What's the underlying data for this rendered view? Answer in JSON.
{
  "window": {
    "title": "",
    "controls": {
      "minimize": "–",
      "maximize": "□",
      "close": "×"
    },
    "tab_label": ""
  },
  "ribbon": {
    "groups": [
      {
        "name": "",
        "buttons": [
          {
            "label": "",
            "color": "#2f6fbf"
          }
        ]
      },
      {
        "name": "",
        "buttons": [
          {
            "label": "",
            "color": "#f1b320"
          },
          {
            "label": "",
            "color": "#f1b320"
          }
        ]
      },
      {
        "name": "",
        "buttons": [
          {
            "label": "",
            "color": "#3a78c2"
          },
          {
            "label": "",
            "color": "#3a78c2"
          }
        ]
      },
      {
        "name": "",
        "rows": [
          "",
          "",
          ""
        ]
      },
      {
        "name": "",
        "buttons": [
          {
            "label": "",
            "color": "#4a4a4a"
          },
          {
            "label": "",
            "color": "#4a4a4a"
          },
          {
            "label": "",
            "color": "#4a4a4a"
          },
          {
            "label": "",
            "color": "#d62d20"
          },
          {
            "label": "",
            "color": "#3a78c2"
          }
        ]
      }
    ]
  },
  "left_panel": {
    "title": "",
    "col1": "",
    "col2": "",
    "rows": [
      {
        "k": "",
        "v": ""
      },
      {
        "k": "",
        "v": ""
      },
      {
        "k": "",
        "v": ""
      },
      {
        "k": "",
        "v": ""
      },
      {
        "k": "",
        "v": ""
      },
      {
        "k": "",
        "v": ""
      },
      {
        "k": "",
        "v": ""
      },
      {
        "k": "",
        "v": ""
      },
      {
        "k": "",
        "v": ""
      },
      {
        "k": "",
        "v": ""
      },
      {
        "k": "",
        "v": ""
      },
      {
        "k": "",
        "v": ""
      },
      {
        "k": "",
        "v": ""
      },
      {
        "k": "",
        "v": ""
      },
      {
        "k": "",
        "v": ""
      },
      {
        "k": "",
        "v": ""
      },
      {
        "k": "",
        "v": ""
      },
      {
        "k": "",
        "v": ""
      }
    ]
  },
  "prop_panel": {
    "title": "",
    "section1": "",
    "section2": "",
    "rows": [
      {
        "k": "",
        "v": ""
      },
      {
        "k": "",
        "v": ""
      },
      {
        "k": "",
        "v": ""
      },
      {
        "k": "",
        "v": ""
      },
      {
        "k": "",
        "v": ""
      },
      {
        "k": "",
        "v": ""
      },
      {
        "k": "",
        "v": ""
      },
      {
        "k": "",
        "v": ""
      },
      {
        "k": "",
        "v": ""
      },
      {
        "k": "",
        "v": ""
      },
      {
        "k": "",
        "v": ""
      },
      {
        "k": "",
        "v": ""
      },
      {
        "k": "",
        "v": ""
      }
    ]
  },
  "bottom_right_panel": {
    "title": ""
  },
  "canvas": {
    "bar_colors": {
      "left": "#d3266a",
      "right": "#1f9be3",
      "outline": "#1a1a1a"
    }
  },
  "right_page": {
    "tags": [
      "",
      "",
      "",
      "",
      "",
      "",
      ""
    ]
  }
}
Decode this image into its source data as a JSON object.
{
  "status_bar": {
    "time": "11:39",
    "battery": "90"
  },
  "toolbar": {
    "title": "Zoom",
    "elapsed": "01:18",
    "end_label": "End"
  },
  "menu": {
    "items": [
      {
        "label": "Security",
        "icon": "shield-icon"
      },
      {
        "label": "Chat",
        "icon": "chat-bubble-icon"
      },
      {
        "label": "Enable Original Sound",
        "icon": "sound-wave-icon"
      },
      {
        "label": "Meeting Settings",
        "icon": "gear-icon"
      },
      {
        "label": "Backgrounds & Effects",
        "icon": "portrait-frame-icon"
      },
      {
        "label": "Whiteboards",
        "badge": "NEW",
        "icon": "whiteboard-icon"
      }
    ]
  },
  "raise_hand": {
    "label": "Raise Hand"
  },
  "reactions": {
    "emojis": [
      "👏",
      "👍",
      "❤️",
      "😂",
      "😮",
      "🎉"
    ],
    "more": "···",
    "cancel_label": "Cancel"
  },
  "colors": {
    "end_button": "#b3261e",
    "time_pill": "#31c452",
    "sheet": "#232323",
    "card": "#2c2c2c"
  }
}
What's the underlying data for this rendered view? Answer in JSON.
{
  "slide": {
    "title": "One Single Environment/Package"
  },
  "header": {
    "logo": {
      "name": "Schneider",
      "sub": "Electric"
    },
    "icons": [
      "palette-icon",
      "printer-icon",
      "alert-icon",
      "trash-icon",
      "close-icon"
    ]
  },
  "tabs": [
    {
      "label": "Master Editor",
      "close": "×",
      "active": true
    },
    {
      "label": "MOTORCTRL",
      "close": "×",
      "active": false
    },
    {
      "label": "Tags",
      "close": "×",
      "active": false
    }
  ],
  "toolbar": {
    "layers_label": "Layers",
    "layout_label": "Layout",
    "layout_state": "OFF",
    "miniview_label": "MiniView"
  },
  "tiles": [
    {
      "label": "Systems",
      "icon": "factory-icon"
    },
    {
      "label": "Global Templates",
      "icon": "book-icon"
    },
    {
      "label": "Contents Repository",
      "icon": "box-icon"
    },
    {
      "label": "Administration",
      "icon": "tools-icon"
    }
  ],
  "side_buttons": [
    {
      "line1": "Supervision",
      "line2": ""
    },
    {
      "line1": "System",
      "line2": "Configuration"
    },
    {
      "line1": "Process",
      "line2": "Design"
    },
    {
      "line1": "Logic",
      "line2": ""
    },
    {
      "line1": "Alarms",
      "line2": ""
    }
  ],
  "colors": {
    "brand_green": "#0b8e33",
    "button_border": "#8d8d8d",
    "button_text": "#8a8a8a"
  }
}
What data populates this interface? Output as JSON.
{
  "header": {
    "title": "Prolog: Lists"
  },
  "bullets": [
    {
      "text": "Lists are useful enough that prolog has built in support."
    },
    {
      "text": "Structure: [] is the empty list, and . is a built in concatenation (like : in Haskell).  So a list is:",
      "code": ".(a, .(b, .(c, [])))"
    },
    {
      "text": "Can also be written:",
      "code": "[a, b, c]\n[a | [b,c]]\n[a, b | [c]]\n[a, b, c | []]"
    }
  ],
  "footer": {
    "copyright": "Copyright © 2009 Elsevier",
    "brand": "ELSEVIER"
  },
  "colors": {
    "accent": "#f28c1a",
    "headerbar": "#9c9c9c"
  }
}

Exercise goal — Give all of the entries again, word for word.

The solution —
What's the underlying data for this rendered view? Answer in JSON.
{
  "window": {
    "title": "",
    "controls": {
      "minimize": "–",
      "maximize": "□",
      "close": "×"
    },
    "tab_label": ""
  },
  "ribbon": {
    "groups": [
      {
        "name": "",
        "buttons": [
          {
            "label": "",
            "color": "#2f6fbf"
          }
        ]
      },
      {
        "name": "",
        "buttons": [
          {
            "label": "",
            "color": "#f1b320"
          },
          {
            "label": "",
            "color": "#f1b320"
          }
        ]
      },
      {
        "name": "",
        "buttons": [
          {
            "label": "",
            "color": "#3a78c2"
          },
          {
            "label": "",
            "color": "#3a78c2"
          }
        ]
      },
      {
        "name": "",
        "rows": [
          "",
          "",
          ""
        ]
      },
      {
        "name": "",
        "buttons": [
          {
            "label": "",
            "color": "#4a4a4a"
          },
          {
            "label": "",
            "color": "#4a4a4a"
          },
          {
            "label": "",
            "color": "#4a4a4a"
          },
          {
            "label": "",
            "color": "#d62d20"
          },
          {
            "label": "",
            "color": "#3a78c2"
          }
        ]
      }
    ]
  },
  "left_panel": {
    "title": "",
    "col1": "",
    "col2": "",
    "rows": [
      {
        "k": "",
        "v": ""
      },
      {
        "k": "",
        "v": ""
      },
      {
        "k": "",
        "v": ""
      },
      {
        "k": "",
        "v": ""
      },
      {
        "k": "",
        "v": ""
      },
      {
        "k": "",
        "v": ""
      },
      {
        "k": "",
        "v": ""
      },
      {
        "k": "",
        "v": ""
      },
      {
        "k": "",
        "v": ""
      },
      {
        "k": "",
        "v": ""
      },
      {
        "k": "",
        "v": ""
      },
      {
        "k": "",
        "v": ""
      },
      {
        "k": "",
        "v": ""
      },
      {
        "k": "",
        "v": ""
      },
      {
        "k": "",
        "v": ""
      },
      {
        "k": "",
        "v": ""
      },
      {
        "k": "",
        "v": ""
      },
      {
        "k": "",
        "v": ""
      }
    ]
  },
  "prop_panel": {
    "title": "",
    "section1": "",
    "section2": "",
    "rows": [
      {
        "k": "",
        "v": ""
      },
      {
        "k": "",
        "v": ""
      },
      {
        "k": "",
        "v": ""
      },
      {
        "k": "",
        "v": ""
      },
      {
        "k": "",
        "v": ""
      },
      {
        "k": "",
        "v": ""
      },
      {
        "k": "",
        "v": ""
      },
      {
        "k": "",
        "v": ""
      },
      {
        "k": "",
        "v": ""
      },
      {
        "k": "",
        "v": ""
      },
      {
        "k": "",
        "v": ""
      },
      {
        "k": "",
        "v": ""
      },
      {
        "k": "",
        "v": ""
      }
    ]
  },
  "bottom_right_panel": {
    "title": ""
  },
  "canvas": {
    "bar_colors": {
      "left": "#d3266a",
      "right": "#1f9be3",
      "outline": "#1a1a1a"
    }
  },
  "right_page": {
    "tags": [
      "",
      "",
      "",
      "",
      "",
      "",
      ""
    ]
  }
}
Decode this image into its source data as a JSON object.
{
  "status_bar": {
    "time": "11:39",
    "battery": "90"
  },
  "toolbar": {
    "title": "Zoom",
    "elapsed": "01:18",
    "end_label": "End"
  },
  "menu": {
    "items": [
      {
        "label": "Security",
        "icon": "shield-icon"
      },
      {
        "label": "Chat",
        "icon": "chat-bubble-icon"
      },
      {
        "label": "Enable Original Sound",
        "icon": "sound-wave-icon"
      },
      {
        "label": "Meeting Settings",
        "icon": "gear-icon"
      },
      {
        "label": "Backgrounds & Effects",
        "icon": "portrait-frame-icon"
      },
      {
        "label": "Whiteboards",
        "badge": "NEW",
        "icon": "whiteboard-icon"
      }
    ]
  },
  "raise_hand": {
    "label": "Raise Hand"
  },
  "reactions": {
    "emojis": [
      "👏",
      "👍",
      "❤️",
      "😂",
      "😮",
      "🎉"
    ],
    "more": "···",
    "cancel_label": "Cancel"
  },
  "colors": {
    "end_button": "#b3261e",
    "time_pill": "#31c452",
    "sheet": "#232323",
    "card": "#2c2c2c"
  }
}
What's the underlying data for this rendered view? Answer in JSON.
{
  "slide": {
    "title": "One Single Environment/Package"
  },
  "header": {
    "logo": {
      "name": "Schneider",
      "sub": "Electric"
    },
    "icons": [
      "palette-icon",
      "printer-icon",
      "alert-icon",
      "trash-icon",
      "close-icon"
    ]
  },
  "tabs": [
    {
      "label": "Master Editor",
      "close": "×",
      "active": true
    },
    {
      "label": "MOTORCTRL",
      "close": "×",
      "active": false
    },
    {
      "label": "Tags",
      "close": "×",
      "active": false
    }
  ],
  "toolbar": {
    "layers_label": "Layers",
    "layout_label": "Layout",
    "layout_state": "OFF",
    "miniview_label": "MiniView"
  },
  "tiles": [
    {
      "label": "Systems",
      "icon": "factory-icon"
    },
    {
      "label": "Global Templates",
      "icon": "book-icon"
    },
    {
      "label": "Contents Repository",
      "icon": "box-icon"
    },
    {
      "label": "Administration",
      "icon": "tools-icon"
    }
  ],
  "side_buttons": [
    {
      "line1": "Supervision",
      "line2": ""
    },
    {
      "line1": "System",
      "line2": "Configuration"
    },
    {
      "line1": "Process",
      "line2": "Design"
    },
    {
      "line1": "Logic",
      "line2": ""
    },
    {
      "line1": "Alarms",
      "line2": ""
    }
  ],
  "colors": {
    "brand_green": "#0b8e33",
    "button_border": "#8d8d8d",
    "button_text": "#8a8a8a"
  }
}
What data populates this interface? Output as JSON.
{
  "header": {
    "title": "Prolog: Lists"
  },
  "bullets": [
    {
      "text": "Lists are useful enough that prolog has built in support."
    },
    {
      "text": "Structure: [] is the empty list, and . is a built in concatenation (like : in Haskell).  So a list is:",
      "code": ".(a, .(b, .(c, [])))"
    },
    {
      "text": "Can also be written:",
      "code": "[a, b, c]\n[a | [b,c]]\n[a, b | [c]]\n[a, b, c | []]"
    }
  ],
  "footer": {
    "copyright": "Copyright © 2009 Elsevier",
    "brand": "ELSEVIER"
  },
  "colors": {
    "accent": "#f28c1a",
    "headerbar": "#9c9c9c"
  }
}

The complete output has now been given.